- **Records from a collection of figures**
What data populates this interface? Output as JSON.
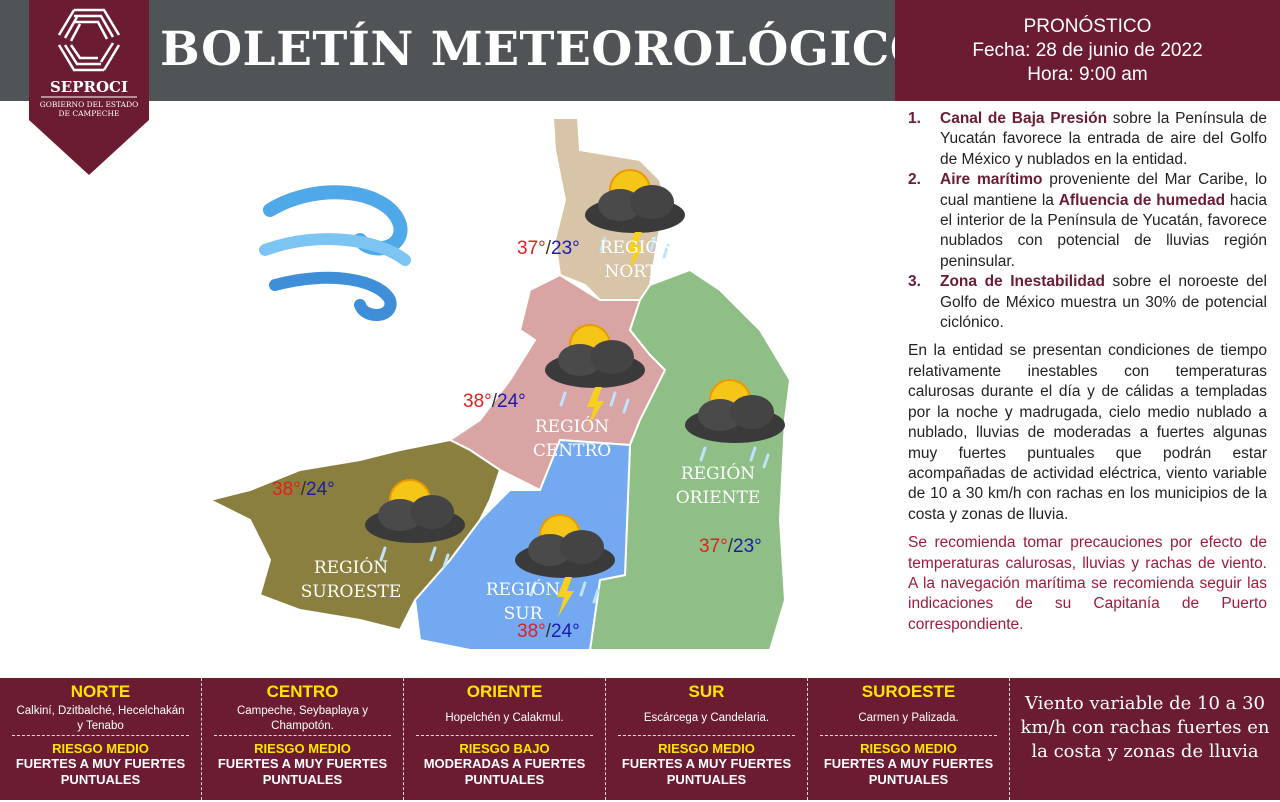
{
  "header": {
    "title": "BOLETÍN METEOROLÓGICO",
    "logo": {
      "name": "SEPROCI",
      "subtitle1": "GOBIERNO DEL ESTADO",
      "subtitle2": "DE CAMPECHE"
    },
    "forecast": {
      "label": "PRONÓSTICO",
      "date": "Fecha: 28 de junio de 2022",
      "time": "Hora: 9:00 am"
    }
  },
  "info": {
    "items": [
      {
        "num": "1.",
        "bold": "Canal de Baja Presión",
        "text": " sobre la Península de Yucatán favorece la entrada de aire del Golfo de México y nublados en la entidad."
      },
      {
        "num": "2.",
        "bold": "Aire marítimo",
        "text": " proveniente del Mar Caribe, lo cual mantiene la ",
        "bold2": "Afluencia de humedad",
        "text2": " hacia el interior de la Península de Yucatán, favorece nublados con potencial de lluvias región peninsular."
      },
      {
        "num": "3.",
        "bold": "Zona de Inestabilidad",
        "text": " sobre el noroeste del Golfo de México muestra un 30% de potencial ciclónico."
      }
    ],
    "summary": "En la entidad se presentan condiciones de tiempo relativamente inestables con temperaturas calurosas durante el día y de cálidas a templadas por la noche y madrugada, cielo medio nublado a nublado, lluvias de moderadas a fuertes algunas muy fuertes puntuales que podrán estar acompañadas de actividad eléctrica, viento variable de 10 a 30 km/h con rachas en los municipios de la costa y zonas de lluvia.",
    "recommendation": "Se recomienda tomar precauciones por efecto de temperaturas calurosas, lluvias y rachas de viento. A la navegación marítima se recomienda seguir las indicaciones de su Capitanía de Puerto correspondiente."
  },
  "map": {
    "regions": [
      {
        "l1": "REGIÓN",
        "l2": "NORTE",
        "max": "37°",
        "min": "23°",
        "color": "#d8c4a6"
      },
      {
        "l1": "REGIÓN",
        "l2": "CENTRO",
        "max": "38°",
        "min": "24°",
        "color": "#d9a4a4"
      },
      {
        "l1": "REGIÓN",
        "l2": "ORIENTE",
        "max": "37°",
        "min": "23°",
        "color": "#8fbf86"
      },
      {
        "l1": "REGIÓN",
        "l2": "SUR",
        "max": "38°",
        "min": "24°",
        "color": "#72a9f0"
      },
      {
        "l1": "REGIÓN",
        "l2": "SUROESTE",
        "max": "38°",
        "min": "24°",
        "color": "#8a7f3f"
      }
    ],
    "max_color": "#e02020",
    "min_color": "#1a1ab0",
    "icons": [
      "wind-icon",
      "storm-cloud-sun-icon"
    ]
  },
  "bottom": {
    "regions": [
      {
        "name": "NORTE",
        "municipalities": "Calkiní, Dzitbalché, Hecelchakán  y Tenabo",
        "risk": "RIESGO MEDIO",
        "desc": "FUERTES A MUY FUERTES PUNTUALES"
      },
      {
        "name": "CENTRO",
        "municipalities": "Campeche, Seybaplaya y Champotón.",
        "risk": "RIESGO MEDIO",
        "desc": "FUERTES A MUY FUERTES PUNTUALES"
      },
      {
        "name": "ORIENTE",
        "municipalities": "Hopelchén y Calakmul.",
        "risk": "RIESGO BAJO",
        "desc": "MODERADAS A FUERTES PUNTUALES"
      },
      {
        "name": "SUR",
        "municipalities": "Escárcega y Candelaria.",
        "risk": "RIESGO MEDIO",
        "desc": "FUERTES A MUY FUERTES PUNTUALES"
      },
      {
        "name": "SUROESTE",
        "municipalities": "Carmen y Palizada.",
        "risk": "RIESGO MEDIO",
        "desc": "FUERTES A MUY FUERTES PUNTUALES"
      }
    ],
    "wind": "Viento variable de 10 a 30 km/h con rachas fuertes en la costa y zonas de lluvia"
  }
}
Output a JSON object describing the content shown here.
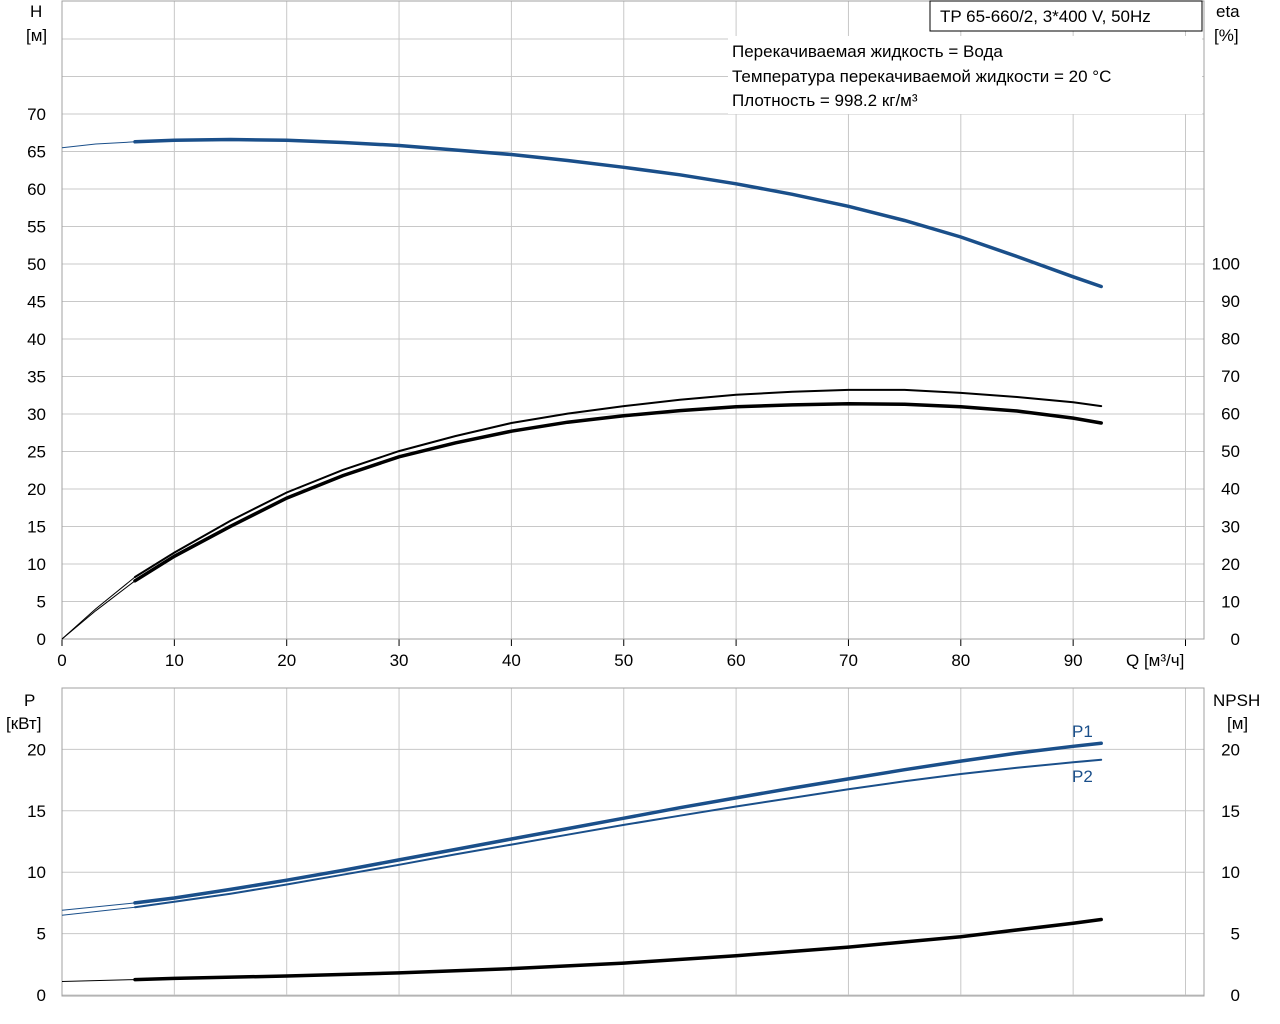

- **Written instruction**
Repeat the data in full and exactly. Omit pictures.

- **Response**
What data populates this interface? Output as JSON.
{
  "header": {
    "title": "BOLETÍN METEOROLÓGICO",
    "logo": {
      "name": "SEPROCI",
      "subtitle1": "GOBIERNO DEL ESTADO",
      "subtitle2": "DE CAMPECHE"
    },
    "forecast": {
      "label": "PRONÓSTICO",
      "date": "Fecha: 28 de junio de 2022",
      "time": "Hora: 9:00 am"
    }
  },
  "info": {
    "items": [
      {
        "num": "1.",
        "bold": "Canal de Baja Presión",
        "text": " sobre la Península de Yucatán favorece la entrada de aire del Golfo de México y nublados en la entidad."
      },
      {
        "num": "2.",
        "bold": "Aire marítimo",
        "text": " proveniente del Mar Caribe, lo cual mantiene la ",
        "bold2": "Afluencia de humedad",
        "text2": " hacia el interior de la Península de Yucatán, favorece nublados con potencial de lluvias región peninsular."
      },
      {
        "num": "3.",
        "bold": "Zona de Inestabilidad",
        "text": " sobre el noroeste del Golfo de México muestra un 30% de potencial ciclónico."
      }
    ],
    "summary": "En la entidad se presentan condiciones de tiempo relativamente inestables con temperaturas calurosas durante el día y de cálidas a templadas por la noche y madrugada, cielo medio nublado a nublado, lluvias de moderadas a fuertes algunas muy fuertes puntuales que podrán estar acompañadas de actividad eléctrica, viento variable de 10 a 30 km/h con rachas en los municipios de la costa y zonas de lluvia.",
    "recommendation": "Se recomienda tomar precauciones por efecto de temperaturas calurosas, lluvias y rachas de viento. A la navegación marítima se recomienda seguir las indicaciones de su Capitanía de Puerto correspondiente."
  },
  "map": {
    "regions": [
      {
        "l1": "REGIÓN",
        "l2": "NORTE",
        "max": "37°",
        "min": "23°",
        "color": "#d8c4a6"
      },
      {
        "l1": "REGIÓN",
        "l2": "CENTRO",
        "max": "38°",
        "min": "24°",
        "color": "#d9a4a4"
      },
      {
        "l1": "REGIÓN",
        "l2": "ORIENTE",
        "max": "37°",
        "min": "23°",
        "color": "#8fbf86"
      },
      {
        "l1": "REGIÓN",
        "l2": "SUR",
        "max": "38°",
        "min": "24°",
        "color": "#72a9f0"
      },
      {
        "l1": "REGIÓN",
        "l2": "SUROESTE",
        "max": "38°",
        "min": "24°",
        "color": "#8a7f3f"
      }
    ],
    "max_color": "#e02020",
    "min_color": "#1a1ab0",
    "icons": [
      "wind-icon",
      "storm-cloud-sun-icon"
    ]
  },
  "bottom": {
    "regions": [
      {
        "name": "NORTE",
        "municipalities": "Calkiní, Dzitbalché, Hecelchakán  y Tenabo",
        "risk": "RIESGO MEDIO",
        "desc": "FUERTES A MUY FUERTES PUNTUALES"
      },
      {
        "name": "CENTRO",
        "municipalities": "Campeche, Seybaplaya y Champotón.",
        "risk": "RIESGO MEDIO",
        "desc": "FUERTES A MUY FUERTES PUNTUALES"
      },
      {
        "name": "ORIENTE",
        "municipalities": "Hopelchén y Calakmul.",
        "risk": "RIESGO BAJO",
        "desc": "MODERADAS A FUERTES PUNTUALES"
      },
      {
        "name": "SUR",
        "municipalities": "Escárcega y Candelaria.",
        "risk": "RIESGO MEDIO",
        "desc": "FUERTES A MUY FUERTES PUNTUALES"
      },
      {
        "name": "SUROESTE",
        "municipalities": "Carmen y Palizada.",
        "risk": "RIESGO MEDIO",
        "desc": "FUERTES A MUY FUERTES PUNTUALES"
      }
    ],
    "wind": "Viento variable de 10 a 30 km/h con rachas fuertes en la costa y zonas de lluvia"
  }
}
Output a JSON object describing the content shown here.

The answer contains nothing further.